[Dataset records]
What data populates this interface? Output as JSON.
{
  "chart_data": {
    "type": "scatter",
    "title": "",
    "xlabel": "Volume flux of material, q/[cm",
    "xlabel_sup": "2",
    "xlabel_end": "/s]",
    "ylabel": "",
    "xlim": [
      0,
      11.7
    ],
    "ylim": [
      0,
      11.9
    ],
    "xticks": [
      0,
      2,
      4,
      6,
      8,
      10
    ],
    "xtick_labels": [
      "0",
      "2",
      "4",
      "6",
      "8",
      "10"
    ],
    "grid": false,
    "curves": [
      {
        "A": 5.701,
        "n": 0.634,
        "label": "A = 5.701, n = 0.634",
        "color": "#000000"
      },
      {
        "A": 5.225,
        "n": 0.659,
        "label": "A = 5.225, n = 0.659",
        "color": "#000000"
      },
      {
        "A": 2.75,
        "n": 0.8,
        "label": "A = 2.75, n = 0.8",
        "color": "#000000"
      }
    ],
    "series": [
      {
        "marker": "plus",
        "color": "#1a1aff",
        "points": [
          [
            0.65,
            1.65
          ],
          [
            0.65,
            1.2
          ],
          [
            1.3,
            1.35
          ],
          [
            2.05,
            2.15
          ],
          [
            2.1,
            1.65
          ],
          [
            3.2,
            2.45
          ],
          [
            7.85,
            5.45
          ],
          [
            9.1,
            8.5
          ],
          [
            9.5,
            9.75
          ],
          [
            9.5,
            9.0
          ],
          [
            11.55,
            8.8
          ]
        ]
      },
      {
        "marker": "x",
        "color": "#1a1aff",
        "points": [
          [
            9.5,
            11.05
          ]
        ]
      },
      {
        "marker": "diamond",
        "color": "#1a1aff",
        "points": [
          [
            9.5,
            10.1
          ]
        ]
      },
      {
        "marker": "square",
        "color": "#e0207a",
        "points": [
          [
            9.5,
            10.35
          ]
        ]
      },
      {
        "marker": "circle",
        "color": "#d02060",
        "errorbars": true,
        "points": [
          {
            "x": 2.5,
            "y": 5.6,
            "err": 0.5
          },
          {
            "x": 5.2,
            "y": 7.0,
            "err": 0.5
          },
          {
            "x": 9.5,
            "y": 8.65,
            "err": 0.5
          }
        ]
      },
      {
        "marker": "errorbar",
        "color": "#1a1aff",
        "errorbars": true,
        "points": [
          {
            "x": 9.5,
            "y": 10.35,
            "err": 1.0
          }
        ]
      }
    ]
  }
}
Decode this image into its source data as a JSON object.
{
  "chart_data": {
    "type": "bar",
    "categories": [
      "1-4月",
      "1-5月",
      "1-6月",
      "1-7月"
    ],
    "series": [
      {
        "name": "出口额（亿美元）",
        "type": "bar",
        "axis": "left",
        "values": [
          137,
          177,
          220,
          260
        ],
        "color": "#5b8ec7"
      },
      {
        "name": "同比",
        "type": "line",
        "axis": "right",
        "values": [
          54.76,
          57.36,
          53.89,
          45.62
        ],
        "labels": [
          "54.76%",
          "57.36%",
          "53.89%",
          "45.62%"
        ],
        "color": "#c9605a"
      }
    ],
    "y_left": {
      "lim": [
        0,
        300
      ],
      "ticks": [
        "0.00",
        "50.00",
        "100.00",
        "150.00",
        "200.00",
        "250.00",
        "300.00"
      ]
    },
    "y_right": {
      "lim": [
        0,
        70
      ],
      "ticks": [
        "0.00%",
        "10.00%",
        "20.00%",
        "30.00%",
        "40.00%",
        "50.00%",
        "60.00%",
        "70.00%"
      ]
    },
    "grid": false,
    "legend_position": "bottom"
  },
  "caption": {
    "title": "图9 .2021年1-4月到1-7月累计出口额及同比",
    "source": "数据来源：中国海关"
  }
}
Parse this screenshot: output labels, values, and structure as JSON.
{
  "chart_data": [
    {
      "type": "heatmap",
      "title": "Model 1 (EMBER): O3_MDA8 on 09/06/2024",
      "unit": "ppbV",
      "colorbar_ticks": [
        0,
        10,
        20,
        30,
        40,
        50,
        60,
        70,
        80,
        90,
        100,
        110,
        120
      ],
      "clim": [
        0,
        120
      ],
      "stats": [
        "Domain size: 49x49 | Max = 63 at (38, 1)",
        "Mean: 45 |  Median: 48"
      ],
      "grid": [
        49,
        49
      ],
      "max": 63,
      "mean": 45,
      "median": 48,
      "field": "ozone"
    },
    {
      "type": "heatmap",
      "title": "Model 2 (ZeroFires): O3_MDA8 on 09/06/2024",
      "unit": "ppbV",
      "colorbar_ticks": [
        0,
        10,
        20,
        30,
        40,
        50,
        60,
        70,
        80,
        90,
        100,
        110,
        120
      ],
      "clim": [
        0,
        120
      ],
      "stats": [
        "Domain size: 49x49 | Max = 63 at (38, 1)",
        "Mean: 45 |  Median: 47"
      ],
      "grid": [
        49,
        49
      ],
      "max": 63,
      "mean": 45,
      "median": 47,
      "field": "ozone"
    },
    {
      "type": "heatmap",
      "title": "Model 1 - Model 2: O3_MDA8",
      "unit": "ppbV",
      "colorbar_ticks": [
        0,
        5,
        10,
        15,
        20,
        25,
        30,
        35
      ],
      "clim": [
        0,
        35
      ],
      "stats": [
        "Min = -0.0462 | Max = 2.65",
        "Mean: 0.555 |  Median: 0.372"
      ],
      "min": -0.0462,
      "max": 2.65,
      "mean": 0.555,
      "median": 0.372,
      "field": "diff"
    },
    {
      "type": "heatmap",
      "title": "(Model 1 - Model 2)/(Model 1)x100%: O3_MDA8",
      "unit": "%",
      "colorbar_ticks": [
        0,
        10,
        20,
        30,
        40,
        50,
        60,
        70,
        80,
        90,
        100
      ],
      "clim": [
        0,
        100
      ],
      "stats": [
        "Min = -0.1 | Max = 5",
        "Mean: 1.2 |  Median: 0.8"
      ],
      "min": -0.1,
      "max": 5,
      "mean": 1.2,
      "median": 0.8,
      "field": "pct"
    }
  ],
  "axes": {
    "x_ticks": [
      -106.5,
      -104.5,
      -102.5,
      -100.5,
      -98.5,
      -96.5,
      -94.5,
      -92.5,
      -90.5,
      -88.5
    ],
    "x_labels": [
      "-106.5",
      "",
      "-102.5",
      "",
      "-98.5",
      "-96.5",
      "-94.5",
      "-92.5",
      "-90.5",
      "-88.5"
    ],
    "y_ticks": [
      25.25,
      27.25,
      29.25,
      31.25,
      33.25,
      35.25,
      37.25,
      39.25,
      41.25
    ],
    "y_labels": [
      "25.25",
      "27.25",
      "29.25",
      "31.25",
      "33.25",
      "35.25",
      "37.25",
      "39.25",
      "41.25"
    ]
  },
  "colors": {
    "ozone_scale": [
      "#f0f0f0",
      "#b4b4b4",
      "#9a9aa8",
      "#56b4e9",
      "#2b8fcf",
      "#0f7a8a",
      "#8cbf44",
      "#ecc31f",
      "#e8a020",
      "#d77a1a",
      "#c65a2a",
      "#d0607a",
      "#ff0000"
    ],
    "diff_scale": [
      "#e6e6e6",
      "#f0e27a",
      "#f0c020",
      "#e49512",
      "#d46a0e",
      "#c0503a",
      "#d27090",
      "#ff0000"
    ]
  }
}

▶ [To do]: Go through the records and print each one exactly.

▶ [Exercise output]:
What data populates this interface? Output as JSON.
{
  "chart_data": {
    "type": "scatter",
    "title": "",
    "xlabel": "Volume flux of material, q/[cm",
    "xlabel_sup": "2",
    "xlabel_end": "/s]",
    "ylabel": "",
    "xlim": [
      0,
      11.7
    ],
    "ylim": [
      0,
      11.9
    ],
    "xticks": [
      0,
      2,
      4,
      6,
      8,
      10
    ],
    "xtick_labels": [
      "0",
      "2",
      "4",
      "6",
      "8",
      "10"
    ],
    "grid": false,
    "curves": [
      {
        "A": 5.701,
        "n": 0.634,
        "label": "A = 5.701, n = 0.634",
        "color": "#000000"
      },
      {
        "A": 5.225,
        "n": 0.659,
        "label": "A = 5.225, n = 0.659",
        "color": "#000000"
      },
      {
        "A": 2.75,
        "n": 0.8,
        "label": "A = 2.75, n = 0.8",
        "color": "#000000"
      }
    ],
    "series": [
      {
        "marker": "plus",
        "color": "#1a1aff",
        "points": [
          [
            0.65,
            1.65
          ],
          [
            0.65,
            1.2
          ],
          [
            1.3,
            1.35
          ],
          [
            2.05,
            2.15
          ],
          [
            2.1,
            1.65
          ],
          [
            3.2,
            2.45
          ],
          [
            7.85,
            5.45
          ],
          [
            9.1,
            8.5
          ],
          [
            9.5,
            9.75
          ],
          [
            9.5,
            9.0
          ],
          [
            11.55,
            8.8
          ]
        ]
      },
      {
        "marker": "x",
        "color": "#1a1aff",
        "points": [
          [
            9.5,
            11.05
          ]
        ]
      },
      {
        "marker": "diamond",
        "color": "#1a1aff",
        "points": [
          [
            9.5,
            10.1
          ]
        ]
      },
      {
        "marker": "square",
        "color": "#e0207a",
        "points": [
          [
            9.5,
            10.35
          ]
        ]
      },
      {
        "marker": "circle",
        "color": "#d02060",
        "errorbars": true,
        "points": [
          {
            "x": 2.5,
            "y": 5.6,
            "err": 0.5
          },
          {
            "x": 5.2,
            "y": 7.0,
            "err": 0.5
          },
          {
            "x": 9.5,
            "y": 8.65,
            "err": 0.5
          }
        ]
      },
      {
        "marker": "errorbar",
        "color": "#1a1aff",
        "errorbars": true,
        "points": [
          {
            "x": 9.5,
            "y": 10.35,
            "err": 1.0
          }
        ]
      }
    ]
  }
}
Decode this image into its source data as a JSON object.
{
  "chart_data": {
    "type": "bar",
    "categories": [
      "1-4月",
      "1-5月",
      "1-6月",
      "1-7月"
    ],
    "series": [
      {
        "name": "出口额（亿美元）",
        "type": "bar",
        "axis": "left",
        "values": [
          137,
          177,
          220,
          260
        ],
        "color": "#5b8ec7"
      },
      {
        "name": "同比",
        "type": "line",
        "axis": "right",
        "values": [
          54.76,
          57.36,
          53.89,
          45.62
        ],
        "labels": [
          "54.76%",
          "57.36%",
          "53.89%",
          "45.62%"
        ],
        "color": "#c9605a"
      }
    ],
    "y_left": {
      "lim": [
        0,
        300
      ],
      "ticks": [
        "0.00",
        "50.00",
        "100.00",
        "150.00",
        "200.00",
        "250.00",
        "300.00"
      ]
    },
    "y_right": {
      "lim": [
        0,
        70
      ],
      "ticks": [
        "0.00%",
        "10.00%",
        "20.00%",
        "30.00%",
        "40.00%",
        "50.00%",
        "60.00%",
        "70.00%"
      ]
    },
    "grid": false,
    "legend_position": "bottom"
  },
  "caption": {
    "title": "图9 .2021年1-4月到1-7月累计出口额及同比",
    "source": "数据来源：中国海关"
  }
}
Parse this screenshot: output labels, values, and structure as JSON.
{
  "chart_data": [
    {
      "type": "heatmap",
      "title": "Model 1 (EMBER): O3_MDA8 on 09/06/2024",
      "unit": "ppbV",
      "colorbar_ticks": [
        0,
        10,
        20,
        30,
        40,
        50,
        60,
        70,
        80,
        90,
        100,
        110,
        120
      ],
      "clim": [
        0,
        120
      ],
      "stats": [
        "Domain size: 49x49 | Max = 63 at (38, 1)",
        "Mean: 45 |  Median: 48"
      ],
      "grid": [
        49,
        49
      ],
      "max": 63,
      "mean": 45,
      "median": 48,
      "field": "ozone"
    },
    {
      "type": "heatmap",
      "title": "Model 2 (ZeroFires): O3_MDA8 on 09/06/2024",
      "unit": "ppbV",
      "colorbar_ticks": [
        0,
        10,
        20,
        30,
        40,
        50,
        60,
        70,
        80,
        90,
        100,
        110,
        120
      ],
      "clim": [
        0,
        120
      ],
      "stats": [
        "Domain size: 49x49 | Max = 63 at (38, 1)",
        "Mean: 45 |  Median: 47"
      ],
      "grid": [
        49,
        49
      ],
      "max": 63,
      "mean": 45,
      "median": 47,
      "field": "ozone"
    },
    {
      "type": "heatmap",
      "title": "Model 1 - Model 2: O3_MDA8",
      "unit": "ppbV",
      "colorbar_ticks": [
        0,
        5,
        10,
        15,
        20,
        25,
        30,
        35
      ],
      "clim": [
        0,
        35
      ],
      "stats": [
        "Min = -0.0462 | Max = 2.65",
        "Mean: 0.555 |  Median: 0.372"
      ],
      "min": -0.0462,
      "max": 2.65,
      "mean": 0.555,
      "median": 0.372,
      "field": "diff"
    },
    {
      "type": "heatmap",
      "title": "(Model 1 - Model 2)/(Model 1)x100%: O3_MDA8",
      "unit": "%",
      "colorbar_ticks": [
        0,
        10,
        20,
        30,
        40,
        50,
        60,
        70,
        80,
        90,
        100
      ],
      "clim": [
        0,
        100
      ],
      "stats": [
        "Min = -0.1 | Max = 5",
        "Mean: 1.2 |  Median: 0.8"
      ],
      "min": -0.1,
      "max": 5,
      "mean": 1.2,
      "median": 0.8,
      "field": "pct"
    }
  ],
  "axes": {
    "x_ticks": [
      -106.5,
      -104.5,
      -102.5,
      -100.5,
      -98.5,
      -96.5,
      -94.5,
      -92.5,
      -90.5,
      -88.5
    ],
    "x_labels": [
      "-106.5",
      "",
      "-102.5",
      "",
      "-98.5",
      "-96.5",
      "-94.5",
      "-92.5",
      "-90.5",
      "-88.5"
    ],
    "y_ticks": [
      25.25,
      27.25,
      29.25,
      31.25,
      33.25,
      35.25,
      37.25,
      39.25,
      41.25
    ],
    "y_labels": [
      "25.25",
      "27.25",
      "29.25",
      "31.25",
      "33.25",
      "35.25",
      "37.25",
      "39.25",
      "41.25"
    ]
  },
  "colors": {
    "ozone_scale": [
      "#f0f0f0",
      "#b4b4b4",
      "#9a9aa8",
      "#56b4e9",
      "#2b8fcf",
      "#0f7a8a",
      "#8cbf44",
      "#ecc31f",
      "#e8a020",
      "#d77a1a",
      "#c65a2a",
      "#d0607a",
      "#ff0000"
    ],
    "diff_scale": [
      "#e6e6e6",
      "#f0e27a",
      "#f0c020",
      "#e49512",
      "#d46a0e",
      "#c0503a",
      "#d27090",
      "#ff0000"
    ]
  }
}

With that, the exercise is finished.